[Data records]

□ □ □ □ □ □ □

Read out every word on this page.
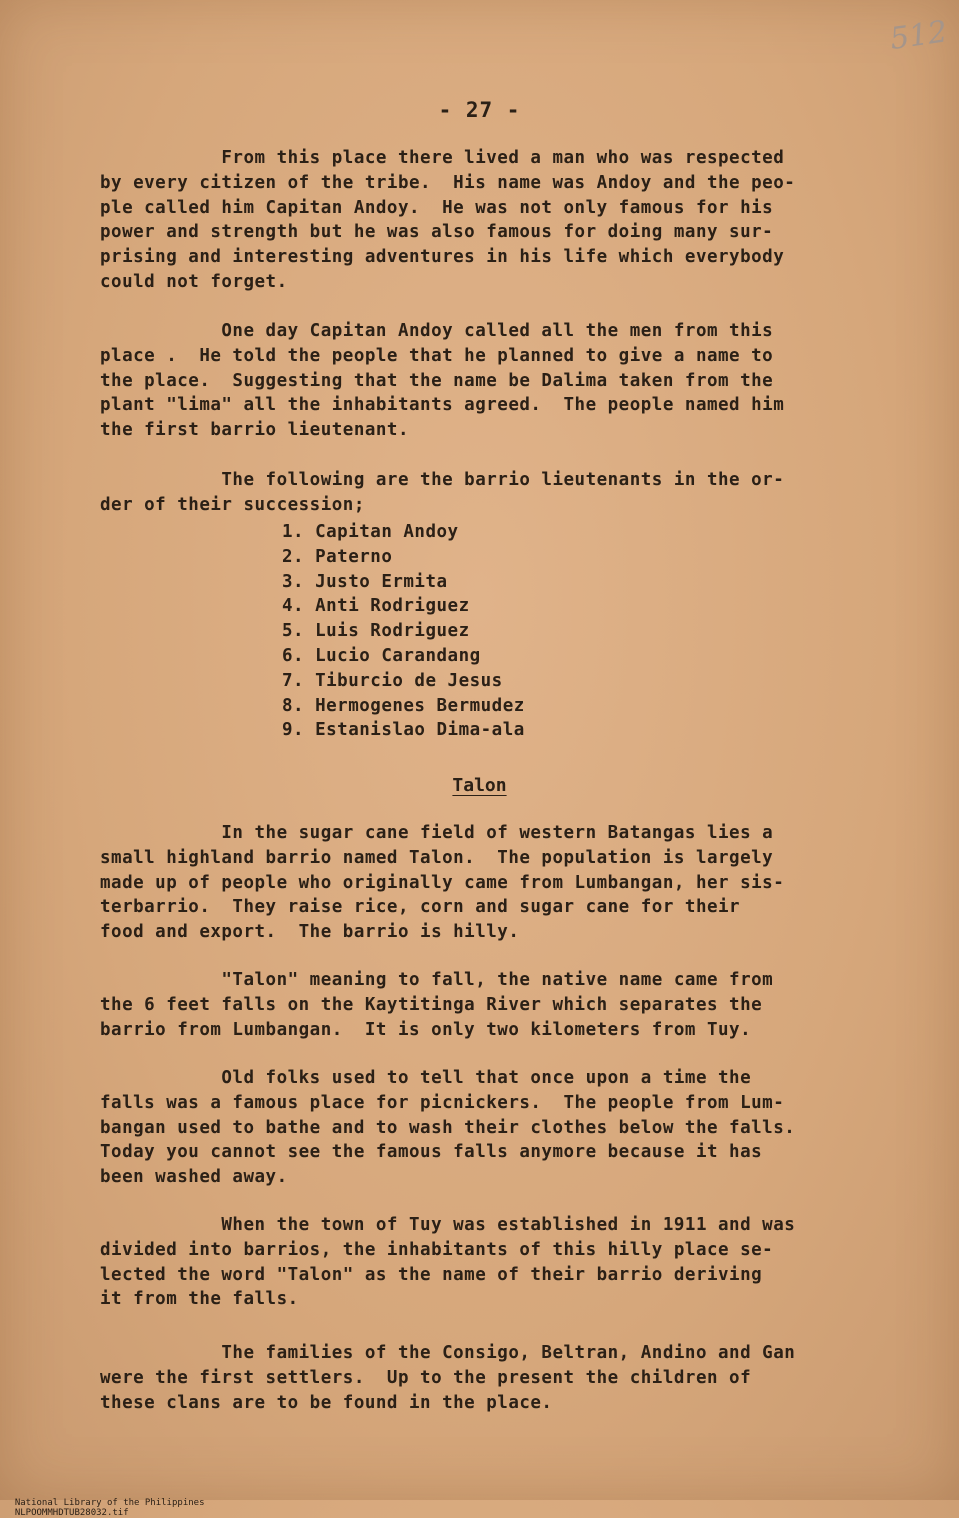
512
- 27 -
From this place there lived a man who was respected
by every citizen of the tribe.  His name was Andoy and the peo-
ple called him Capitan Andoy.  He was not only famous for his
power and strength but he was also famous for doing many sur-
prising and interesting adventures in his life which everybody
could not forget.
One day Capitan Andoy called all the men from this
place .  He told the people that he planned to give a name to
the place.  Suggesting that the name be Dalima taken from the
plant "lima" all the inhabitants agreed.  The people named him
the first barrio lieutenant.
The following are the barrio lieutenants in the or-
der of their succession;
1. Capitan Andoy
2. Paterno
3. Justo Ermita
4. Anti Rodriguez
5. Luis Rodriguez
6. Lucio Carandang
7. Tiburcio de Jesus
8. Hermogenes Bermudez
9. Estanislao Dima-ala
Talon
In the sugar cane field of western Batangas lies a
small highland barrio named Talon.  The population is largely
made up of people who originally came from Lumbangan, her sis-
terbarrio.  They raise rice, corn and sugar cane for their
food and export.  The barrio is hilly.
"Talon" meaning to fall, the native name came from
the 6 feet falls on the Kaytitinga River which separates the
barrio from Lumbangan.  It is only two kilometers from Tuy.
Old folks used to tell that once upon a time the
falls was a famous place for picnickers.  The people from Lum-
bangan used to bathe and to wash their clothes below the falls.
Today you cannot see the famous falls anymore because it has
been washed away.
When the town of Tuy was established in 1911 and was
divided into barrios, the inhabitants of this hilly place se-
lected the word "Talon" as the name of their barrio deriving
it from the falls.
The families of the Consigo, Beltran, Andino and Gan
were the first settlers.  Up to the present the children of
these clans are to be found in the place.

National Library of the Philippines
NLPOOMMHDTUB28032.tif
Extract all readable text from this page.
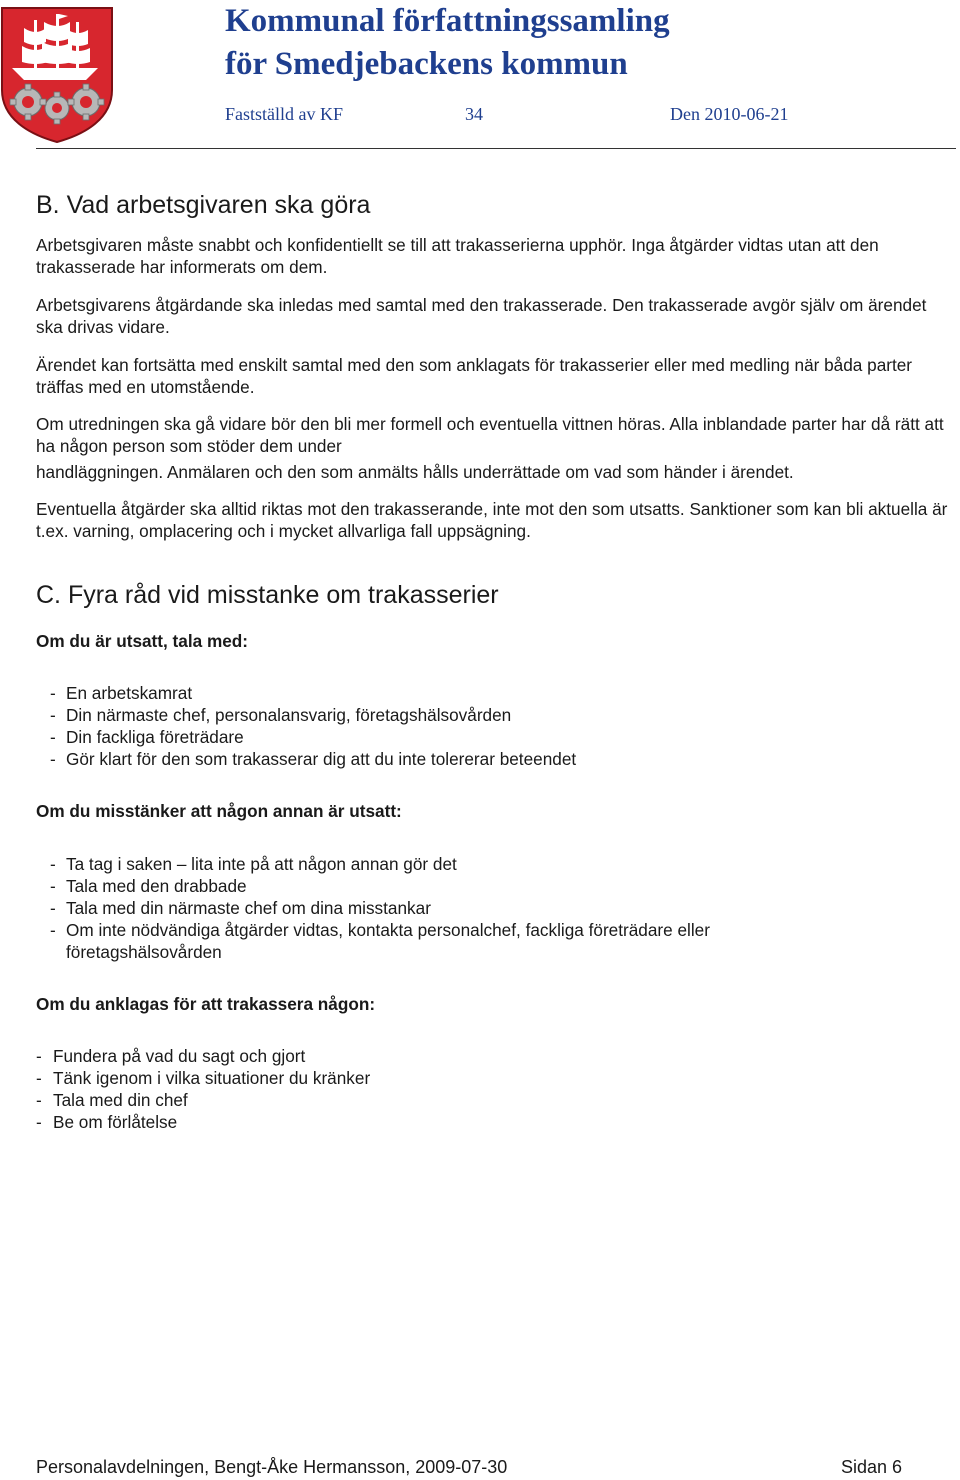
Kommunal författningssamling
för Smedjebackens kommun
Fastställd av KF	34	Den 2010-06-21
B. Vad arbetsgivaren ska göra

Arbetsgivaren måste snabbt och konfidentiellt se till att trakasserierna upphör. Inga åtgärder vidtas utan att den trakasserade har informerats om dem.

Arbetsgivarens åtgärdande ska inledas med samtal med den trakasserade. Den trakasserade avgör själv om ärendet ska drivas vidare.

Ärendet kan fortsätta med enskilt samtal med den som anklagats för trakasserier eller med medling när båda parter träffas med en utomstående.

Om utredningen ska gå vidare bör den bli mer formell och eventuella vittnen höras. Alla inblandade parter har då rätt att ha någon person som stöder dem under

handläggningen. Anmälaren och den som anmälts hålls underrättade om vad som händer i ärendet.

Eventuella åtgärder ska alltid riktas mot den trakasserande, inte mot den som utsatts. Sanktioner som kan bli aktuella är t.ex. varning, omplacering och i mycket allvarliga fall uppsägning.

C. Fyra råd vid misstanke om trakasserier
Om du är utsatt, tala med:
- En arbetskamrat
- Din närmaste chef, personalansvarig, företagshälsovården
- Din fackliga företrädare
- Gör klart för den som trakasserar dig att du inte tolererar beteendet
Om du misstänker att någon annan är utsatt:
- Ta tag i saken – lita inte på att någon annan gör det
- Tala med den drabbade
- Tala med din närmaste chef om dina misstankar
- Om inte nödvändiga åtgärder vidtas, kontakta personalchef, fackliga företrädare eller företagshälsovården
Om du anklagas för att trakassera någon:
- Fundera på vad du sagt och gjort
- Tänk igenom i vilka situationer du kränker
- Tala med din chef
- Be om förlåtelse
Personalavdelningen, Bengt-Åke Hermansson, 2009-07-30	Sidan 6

□ □ □ □ □ □ □

INSTRUCTIONS FOR THE TASK: Tell how many lines of the records above hold the string "företrädare". Give no other text.

RESPONSE TO THE EXERCISE: 2